___ Material shown

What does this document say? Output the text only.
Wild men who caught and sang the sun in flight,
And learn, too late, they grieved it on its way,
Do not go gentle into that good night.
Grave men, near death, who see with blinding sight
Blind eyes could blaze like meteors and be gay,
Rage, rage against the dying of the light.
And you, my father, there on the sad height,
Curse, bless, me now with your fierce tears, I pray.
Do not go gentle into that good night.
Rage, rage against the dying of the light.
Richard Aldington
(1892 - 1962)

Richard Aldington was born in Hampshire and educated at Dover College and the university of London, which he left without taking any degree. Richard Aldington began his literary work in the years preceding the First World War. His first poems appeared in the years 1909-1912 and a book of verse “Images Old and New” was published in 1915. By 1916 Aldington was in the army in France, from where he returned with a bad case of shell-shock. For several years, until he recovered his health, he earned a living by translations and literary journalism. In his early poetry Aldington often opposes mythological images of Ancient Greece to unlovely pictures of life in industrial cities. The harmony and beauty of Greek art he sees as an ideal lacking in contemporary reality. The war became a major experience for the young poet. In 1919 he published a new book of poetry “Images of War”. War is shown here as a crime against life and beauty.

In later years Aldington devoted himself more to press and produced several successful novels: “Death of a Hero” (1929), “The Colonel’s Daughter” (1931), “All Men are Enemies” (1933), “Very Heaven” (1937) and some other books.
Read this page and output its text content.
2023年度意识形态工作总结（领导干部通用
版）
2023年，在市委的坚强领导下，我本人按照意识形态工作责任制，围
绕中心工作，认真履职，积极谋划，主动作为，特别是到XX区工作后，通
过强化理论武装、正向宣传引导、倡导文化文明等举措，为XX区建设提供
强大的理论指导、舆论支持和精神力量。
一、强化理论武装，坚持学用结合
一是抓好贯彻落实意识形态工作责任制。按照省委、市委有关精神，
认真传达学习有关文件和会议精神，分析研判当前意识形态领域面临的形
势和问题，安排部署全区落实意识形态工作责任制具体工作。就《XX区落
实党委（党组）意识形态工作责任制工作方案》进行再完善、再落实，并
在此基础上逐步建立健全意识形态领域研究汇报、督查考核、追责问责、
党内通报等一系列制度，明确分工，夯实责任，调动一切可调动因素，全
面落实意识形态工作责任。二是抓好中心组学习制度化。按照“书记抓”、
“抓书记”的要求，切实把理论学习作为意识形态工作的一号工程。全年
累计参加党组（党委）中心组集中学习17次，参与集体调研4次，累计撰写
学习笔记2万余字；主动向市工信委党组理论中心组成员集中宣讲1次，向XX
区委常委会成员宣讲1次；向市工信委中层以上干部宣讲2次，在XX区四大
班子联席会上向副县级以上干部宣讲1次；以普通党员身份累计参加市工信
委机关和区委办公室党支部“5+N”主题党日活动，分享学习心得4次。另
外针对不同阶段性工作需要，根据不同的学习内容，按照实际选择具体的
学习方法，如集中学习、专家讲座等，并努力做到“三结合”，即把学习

______

• _Requirements_
Word for word, quote the lines from the line containing "Read this page and output its text content." through the end of the material, both included, and nothing else.

• _Solution for this task_
Read this page and output its text content.
2023年度意识形态工作总结（领导干部通用
版）
2023年，在市委的坚强领导下，我本人按照意识形态工作责任制，围
绕中心工作，认真履职，积极谋划，主动作为，特别是到XX区工作后，通
过强化理论武装、正向宣传引导、倡导文化文明等举措，为XX区建设提供
强大的理论指导、舆论支持和精神力量。
一、强化理论武装，坚持学用结合
一是抓好贯彻落实意识形态工作责任制。按照省委、市委有关精神，
认真传达学习有关文件和会议精神，分析研判当前意识形态领域面临的形
势和问题，安排部署全区落实意识形态工作责任制具体工作。就《XX区落
实党委（党组）意识形态工作责任制工作方案》进行再完善、再落实，并
在此基础上逐步建立健全意识形态领域研究汇报、督查考核、追责问责、
党内通报等一系列制度，明确分工，夯实责任，调动一切可调动因素，全
面落实意识形态工作责任。二是抓好中心组学习制度化。按照“书记抓”、
“抓书记”的要求，切实把理论学习作为意识形态工作的一号工程。全年
累计参加党组（党委）中心组集中学习17次，参与集体调研4次，累计撰写
学习笔记2万余字；主动向市工信委党组理论中心组成员集中宣讲1次，向XX
区委常委会成员宣讲1次；向市工信委中层以上干部宣讲2次，在XX区四大
班子联席会上向副县级以上干部宣讲1次；以普通党员身份累计参加市工信
委机关和区委办公室党支部“5+N”主题党日活动，分享学习心得4次。另
外针对不同阶段性工作需要，根据不同的学习内容，按照实际选择具体的
学习方法，如集中学习、专家讲座等，并努力做到“三结合”，即把学习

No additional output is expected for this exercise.